WHAT THE TASK ASKS: Copy everything in the data below exactly except the pictures.

RECORDS PROVIDED:

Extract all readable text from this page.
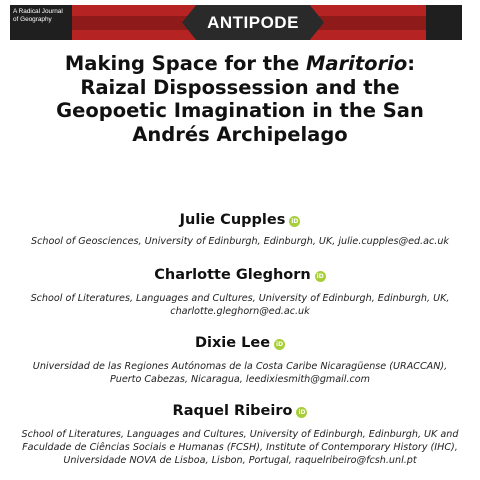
A Radical Journal
of Geography	ANTIPODE
Making Space for the Maritorio:
Raizal Dispossession and the
Geopoetic Imagination in the San
Andrés Archipelago
Julie Cupples iD
School of Geosciences, University of Edinburgh, Edinburgh, UK, julie.cupples@ed.ac.uk
Charlotte Gleghorn iD
School of Literatures, Languages and Cultures, University of Edinburgh, Edinburgh, UK,
charlotte.gleghorn@ed.ac.uk
Dixie Lee iD
Universidad de las Regiones Autónomas de la Costa Caribe Nicaragüense (URACCAN),
Puerto Cabezas, Nicaragua, leedixiesmith@gmail.com
Raquel Ribeiro iD
School of Literatures, Languages and Cultures, University of Edinburgh, Edinburgh, UK and
Faculdade de Ciências Sociais e Humanas (FCSH), Institute of Contemporary History (IHC),
Universidade NOVA de Lisboa, Lisbon, Portugal, raquelribeiro@fcsh.unl.pt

OUTPUT FOR THIS EXERCISE:
Extract all readable text from this page.
A Radical Journal
of Geography	ANTIPODE
Making Space for the Maritorio:
Raizal Dispossession and the
Geopoetic Imagination in the San
Andrés Archipelago
Julie Cupples iD
School of Geosciences, University of Edinburgh, Edinburgh, UK, julie.cupples@ed.ac.uk
Charlotte Gleghorn iD
School of Literatures, Languages and Cultures, University of Edinburgh, Edinburgh, UK,
charlotte.gleghorn@ed.ac.uk
Dixie Lee iD
Universidad de las Regiones Autónomas de la Costa Caribe Nicaragüense (URACCAN),
Puerto Cabezas, Nicaragua, leedixiesmith@gmail.com
Raquel Ribeiro iD
School of Literatures, Languages and Cultures, University of Edinburgh, Edinburgh, UK and
Faculdade de Ciências Sociais e Humanas (FCSH), Institute of Contemporary History (IHC),
Universidade NOVA de Lisboa, Lisbon, Portugal, raquelribeiro@fcsh.unl.pt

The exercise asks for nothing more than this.